[Dataset rows]
* * *

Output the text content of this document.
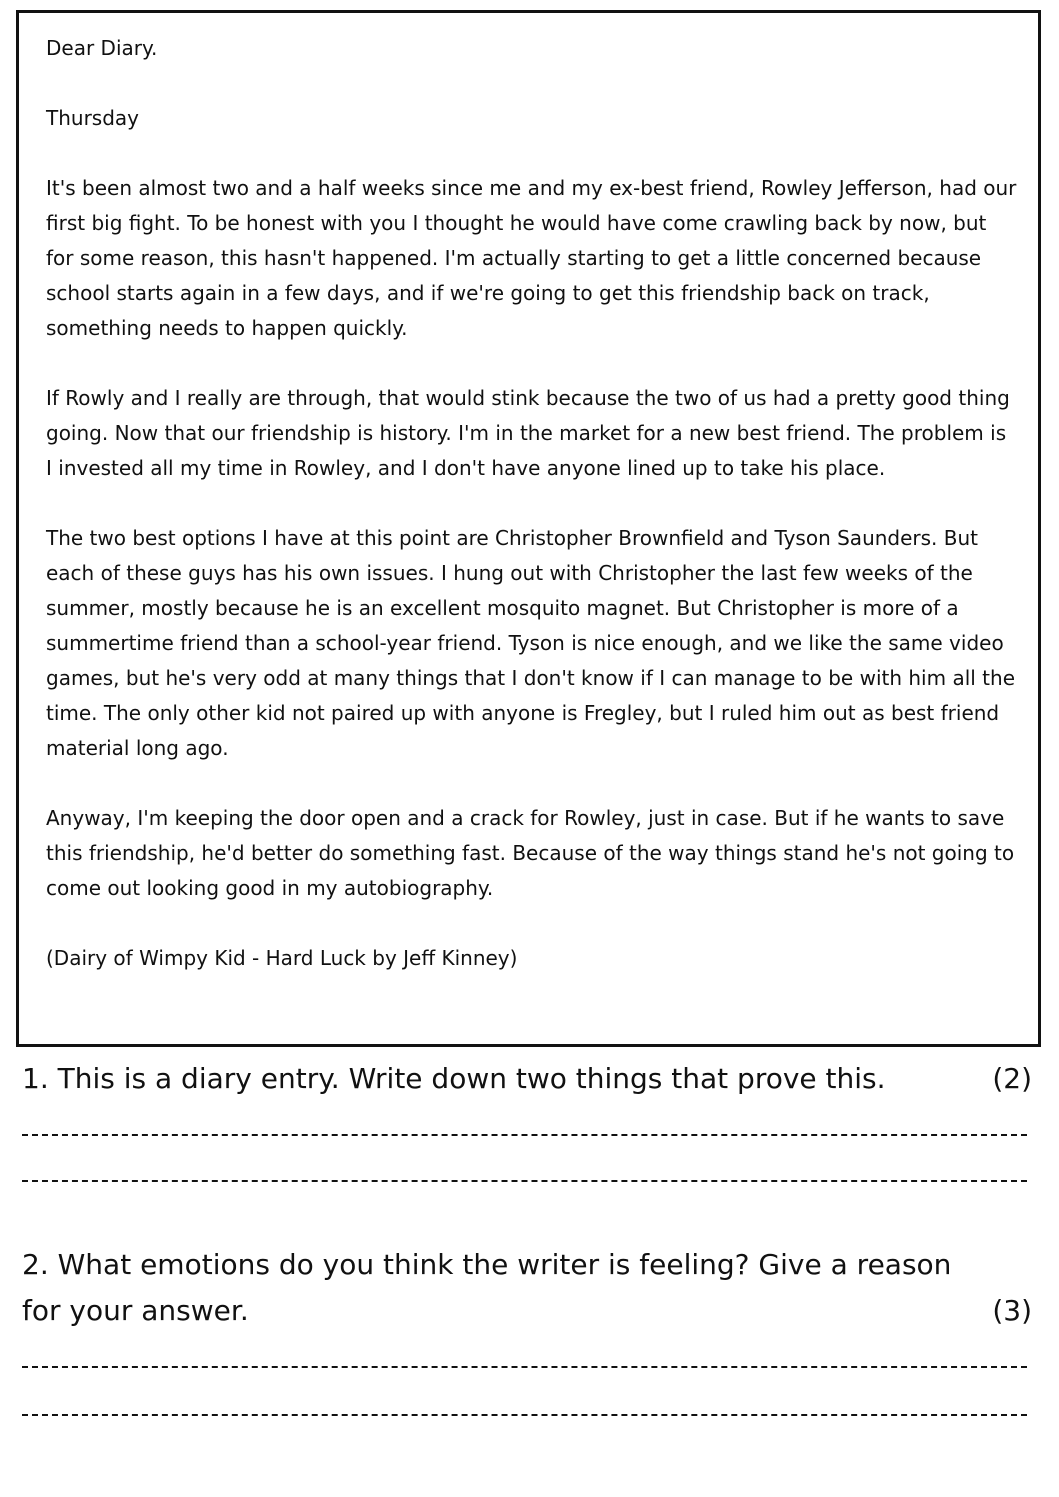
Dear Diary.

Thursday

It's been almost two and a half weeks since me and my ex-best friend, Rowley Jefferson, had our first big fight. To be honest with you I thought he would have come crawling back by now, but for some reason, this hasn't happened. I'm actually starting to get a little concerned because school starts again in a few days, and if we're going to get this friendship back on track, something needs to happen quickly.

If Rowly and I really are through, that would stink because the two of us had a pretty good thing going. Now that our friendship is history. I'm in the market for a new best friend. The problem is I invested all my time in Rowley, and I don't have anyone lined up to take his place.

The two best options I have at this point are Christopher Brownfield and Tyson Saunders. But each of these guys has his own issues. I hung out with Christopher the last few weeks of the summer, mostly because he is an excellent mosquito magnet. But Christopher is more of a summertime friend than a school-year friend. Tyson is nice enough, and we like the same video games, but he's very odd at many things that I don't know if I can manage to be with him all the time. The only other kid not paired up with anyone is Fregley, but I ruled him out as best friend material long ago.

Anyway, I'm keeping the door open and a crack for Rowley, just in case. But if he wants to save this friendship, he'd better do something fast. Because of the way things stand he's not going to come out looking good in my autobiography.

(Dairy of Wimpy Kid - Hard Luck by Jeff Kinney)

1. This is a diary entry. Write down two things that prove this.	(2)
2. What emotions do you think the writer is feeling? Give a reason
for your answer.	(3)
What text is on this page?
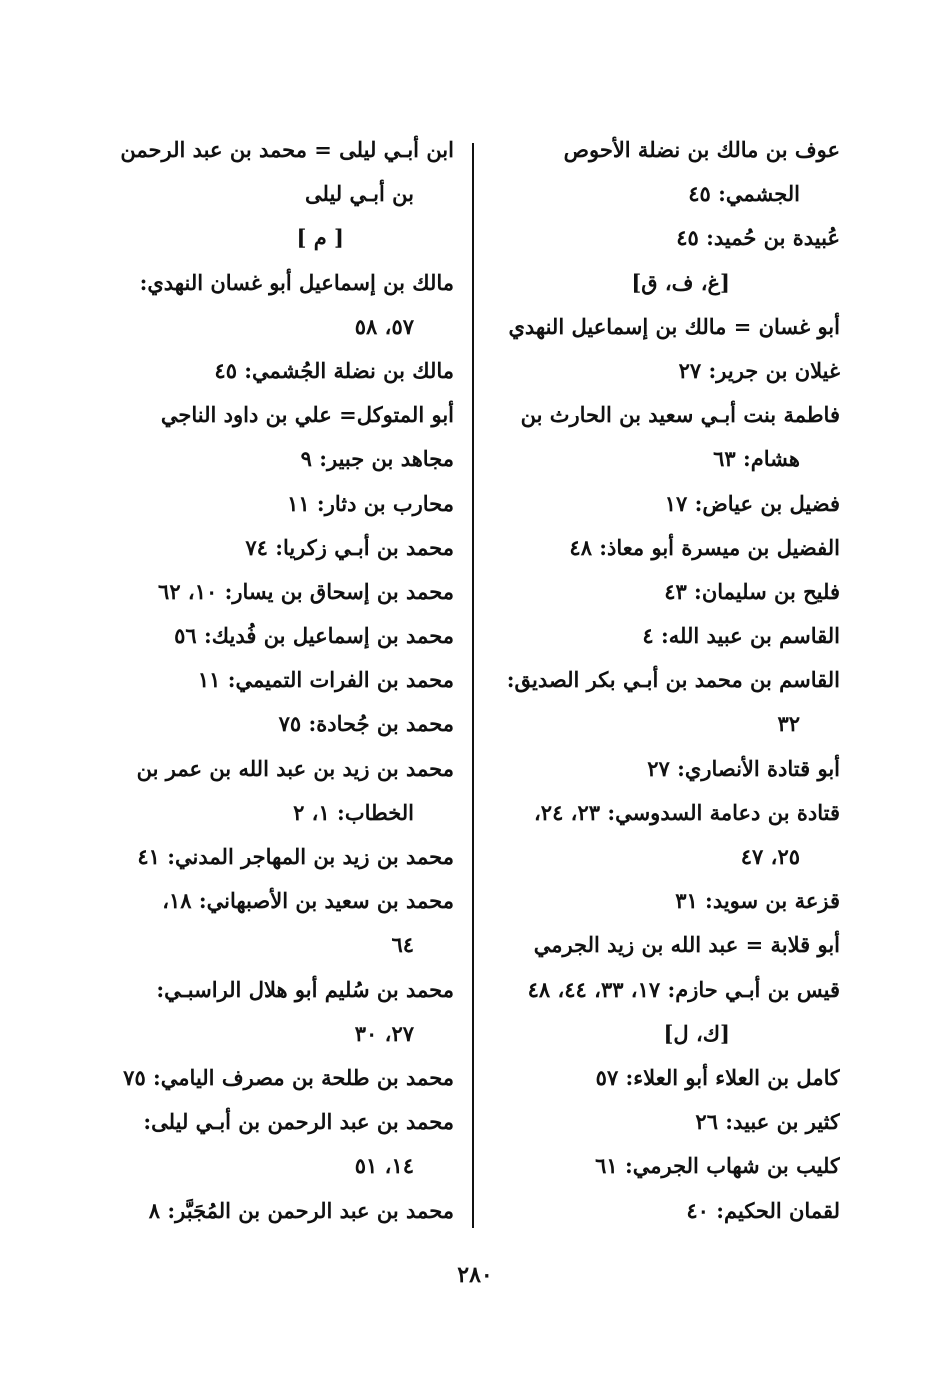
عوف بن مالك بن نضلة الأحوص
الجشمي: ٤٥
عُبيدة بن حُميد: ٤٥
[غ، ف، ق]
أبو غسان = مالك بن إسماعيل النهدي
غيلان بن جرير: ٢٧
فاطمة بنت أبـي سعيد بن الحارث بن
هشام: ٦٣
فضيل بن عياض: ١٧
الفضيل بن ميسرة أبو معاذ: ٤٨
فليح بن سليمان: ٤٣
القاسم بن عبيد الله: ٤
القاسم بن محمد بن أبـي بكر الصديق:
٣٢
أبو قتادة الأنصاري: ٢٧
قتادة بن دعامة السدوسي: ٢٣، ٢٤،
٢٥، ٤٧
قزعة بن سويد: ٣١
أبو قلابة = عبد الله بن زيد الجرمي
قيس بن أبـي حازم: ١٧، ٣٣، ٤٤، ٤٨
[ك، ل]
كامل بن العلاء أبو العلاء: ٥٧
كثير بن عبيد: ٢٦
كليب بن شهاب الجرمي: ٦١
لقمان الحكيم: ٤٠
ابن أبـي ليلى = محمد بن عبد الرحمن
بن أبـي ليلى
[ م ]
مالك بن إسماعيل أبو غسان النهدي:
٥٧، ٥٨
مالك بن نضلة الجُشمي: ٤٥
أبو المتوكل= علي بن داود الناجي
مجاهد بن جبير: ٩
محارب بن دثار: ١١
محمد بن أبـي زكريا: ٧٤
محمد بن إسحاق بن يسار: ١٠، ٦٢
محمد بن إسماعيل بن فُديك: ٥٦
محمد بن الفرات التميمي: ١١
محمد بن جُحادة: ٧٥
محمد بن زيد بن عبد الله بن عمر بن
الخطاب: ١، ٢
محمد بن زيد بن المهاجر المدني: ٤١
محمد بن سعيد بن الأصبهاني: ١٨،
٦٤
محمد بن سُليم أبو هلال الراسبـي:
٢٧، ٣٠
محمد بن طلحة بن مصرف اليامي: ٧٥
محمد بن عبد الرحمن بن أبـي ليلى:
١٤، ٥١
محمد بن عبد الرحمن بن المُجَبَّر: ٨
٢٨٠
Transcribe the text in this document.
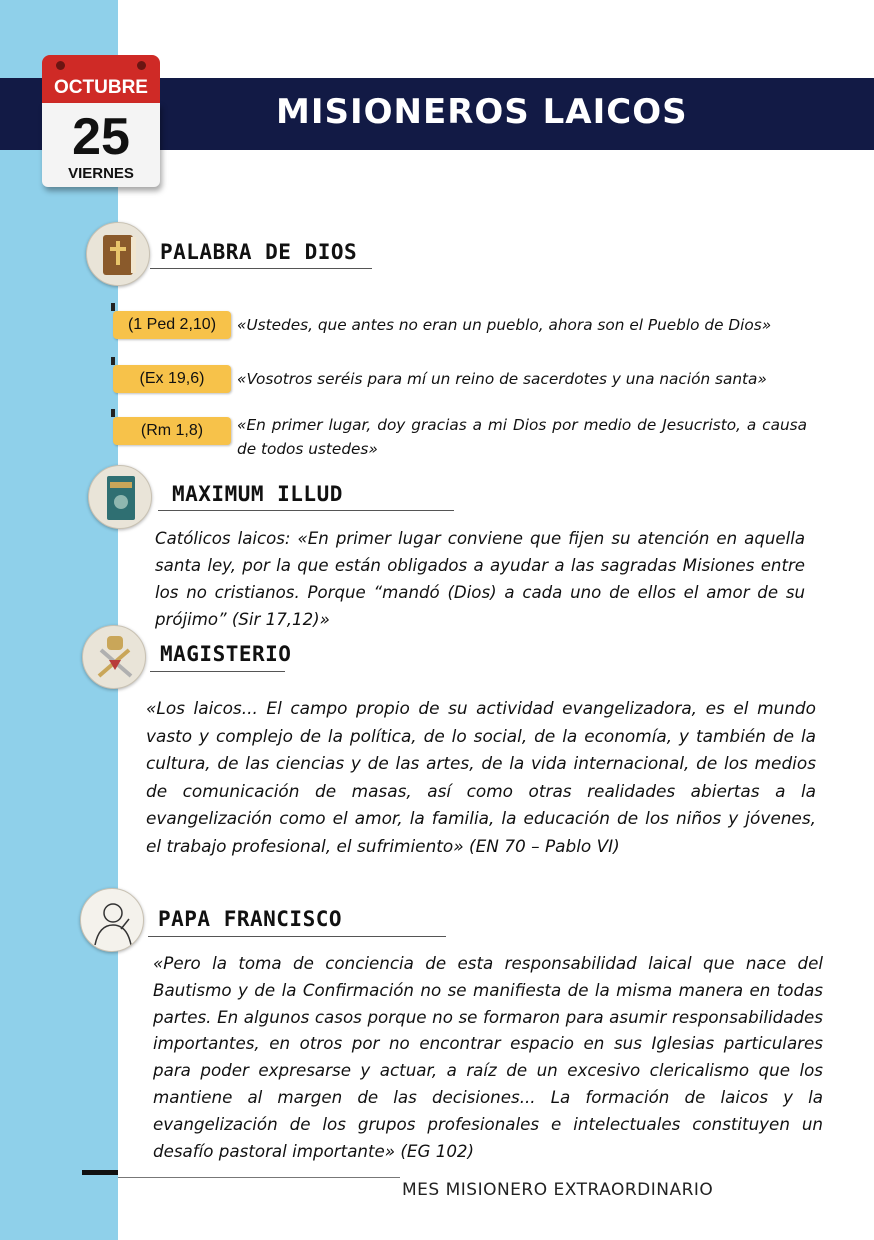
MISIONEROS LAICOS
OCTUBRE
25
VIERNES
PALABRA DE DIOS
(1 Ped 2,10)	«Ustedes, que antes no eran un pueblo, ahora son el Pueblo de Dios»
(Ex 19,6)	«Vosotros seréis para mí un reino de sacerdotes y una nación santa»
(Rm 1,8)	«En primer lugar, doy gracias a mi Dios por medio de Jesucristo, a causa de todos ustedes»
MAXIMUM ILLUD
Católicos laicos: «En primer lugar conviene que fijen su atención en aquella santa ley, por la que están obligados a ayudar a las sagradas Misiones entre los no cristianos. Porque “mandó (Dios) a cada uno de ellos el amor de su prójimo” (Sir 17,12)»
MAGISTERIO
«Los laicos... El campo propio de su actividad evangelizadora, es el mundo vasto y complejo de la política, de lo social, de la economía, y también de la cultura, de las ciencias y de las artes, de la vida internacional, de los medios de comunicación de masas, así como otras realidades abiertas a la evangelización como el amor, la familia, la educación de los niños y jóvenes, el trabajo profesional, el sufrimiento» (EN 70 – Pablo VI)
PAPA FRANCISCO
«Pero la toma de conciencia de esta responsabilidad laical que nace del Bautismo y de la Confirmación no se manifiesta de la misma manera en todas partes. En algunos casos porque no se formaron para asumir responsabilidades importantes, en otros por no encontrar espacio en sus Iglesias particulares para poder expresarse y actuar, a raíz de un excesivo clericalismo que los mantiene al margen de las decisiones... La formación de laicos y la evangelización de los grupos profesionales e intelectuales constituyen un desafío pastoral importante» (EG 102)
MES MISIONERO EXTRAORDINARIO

* * *

*TASK*. Reproduce the entries above word for word. Pictures stay out.

*TASK RESULT*.
Output the text content of this document.
Dear Diary.

Thursday

It's been almost two and a half weeks since me and my ex-best friend, Rowley Jefferson, had our first big fight. To be honest with you I thought he would have come crawling back by now, but for some reason, this hasn't happened. I'm actually starting to get a little concerned because school starts again in a few days, and if we're going to get this friendship back on track, something needs to happen quickly.

If Rowly and I really are through, that would stink because the two of us had a pretty good thing going. Now that our friendship is history. I'm in the market for a new best friend. The problem is I invested all my time in Rowley, and I don't have anyone lined up to take his place.

The two best options I have at this point are Christopher Brownfield and Tyson Saunders. But each of these guys has his own issues. I hung out with Christopher the last few weeks of the summer, mostly because he is an excellent mosquito magnet. But Christopher is more of a summertime friend than a school-year friend. Tyson is nice enough, and we like the same video games, but he's very odd at many things that I don't know if I can manage to be with him all the time. The only other kid not paired up with anyone is Fregley, but I ruled him out as best friend material long ago.

Anyway, I'm keeping the door open and a crack for Rowley, just in case. But if he wants to save this friendship, he'd better do something fast. Because of the way things stand he's not going to come out looking good in my autobiography.

(Dairy of Wimpy Kid - Hard Luck by Jeff Kinney)

1. This is a diary entry. Write down two things that prove this.	(2)
2. What emotions do you think the writer is feeling? Give a reason
for your answer.	(3)
What text is on this page?
عوف بن مالك بن نضلة الأحوص
الجشمي: ٤٥
عُبيدة بن حُميد: ٤٥
[غ، ف، ق]
أبو غسان = مالك بن إسماعيل النهدي
غيلان بن جرير: ٢٧
فاطمة بنت أبـي سعيد بن الحارث بن
هشام: ٦٣
فضيل بن عياض: ١٧
الفضيل بن ميسرة أبو معاذ: ٤٨
فليح بن سليمان: ٤٣
القاسم بن عبيد الله: ٤
القاسم بن محمد بن أبـي بكر الصديق:
٣٢
أبو قتادة الأنصاري: ٢٧
قتادة بن دعامة السدوسي: ٢٣، ٢٤،
٢٥، ٤٧
قزعة بن سويد: ٣١
أبو قلابة = عبد الله بن زيد الجرمي
قيس بن أبـي حازم: ١٧، ٣٣، ٤٤، ٤٨
[ك، ل]
كامل بن العلاء أبو العلاء: ٥٧
كثير بن عبيد: ٢٦
كليب بن شهاب الجرمي: ٦١
لقمان الحكيم: ٤٠
ابن أبـي ليلى = محمد بن عبد الرحمن
بن أبـي ليلى
[ م ]
مالك بن إسماعيل أبو غسان النهدي:
٥٧، ٥٨
مالك بن نضلة الجُشمي: ٤٥
أبو المتوكل= علي بن داود الناجي
مجاهد بن جبير: ٩
محارب بن دثار: ١١
محمد بن أبـي زكريا: ٧٤
محمد بن إسحاق بن يسار: ١٠، ٦٢
محمد بن إسماعيل بن فُديك: ٥٦
محمد بن الفرات التميمي: ١١
محمد بن جُحادة: ٧٥
محمد بن زيد بن عبد الله بن عمر بن
الخطاب: ١، ٢
محمد بن زيد بن المهاجر المدني: ٤١
محمد بن سعيد بن الأصبهاني: ١٨،
٦٤
محمد بن سُليم أبو هلال الراسبـي:
٢٧، ٣٠
محمد بن طلحة بن مصرف اليامي: ٧٥
محمد بن عبد الرحمن بن أبـي ليلى:
١٤، ٥١
محمد بن عبد الرحمن بن المُجَبَّر: ٨
٢٨٠
Transcribe the text in this document.
MISIONEROS LAICOS
OCTUBRE
25
VIERNES
PALABRA DE DIOS
(1 Ped 2,10)	«Ustedes, que antes no eran un pueblo, ahora son el Pueblo de Dios»
(Ex 19,6)	«Vosotros seréis para mí un reino de sacerdotes y una nación santa»
(Rm 1,8)	«En primer lugar, doy gracias a mi Dios por medio de Jesucristo, a causa de todos ustedes»
MAXIMUM ILLUD
Católicos laicos: «En primer lugar conviene que fijen su atención en aquella santa ley, por la que están obligados a ayudar a las sagradas Misiones entre los no cristianos. Porque “mandó (Dios) a cada uno de ellos el amor de su prójimo” (Sir 17,12)»
MAGISTERIO
«Los laicos... El campo propio de su actividad evangelizadora, es el mundo vasto y complejo de la política, de lo social, de la economía, y también de la cultura, de las ciencias y de las artes, de la vida internacional, de los medios de comunicación de masas, así como otras realidades abiertas a la evangelización como el amor, la familia, la educación de los niños y jóvenes, el trabajo profesional, el sufrimiento» (EN 70 – Pablo VI)
PAPA FRANCISCO
«Pero la toma de conciencia de esta responsabilidad laical que nace del Bautismo y de la Confirmación no se manifiesta de la misma manera en todas partes. En algunos casos porque no se formaron para asumir responsabilidades importantes, en otros por no encontrar espacio en sus Iglesias particulares para poder expresarse y actuar, a raíz de un excesivo clericalismo que los mantiene al margen de las decisiones... La formación de laicos y la evangelización de los grupos profesionales e intelectuales constituyen un desafío pastoral importante» (EG 102)
MES MISIONERO EXTRAORDINARIO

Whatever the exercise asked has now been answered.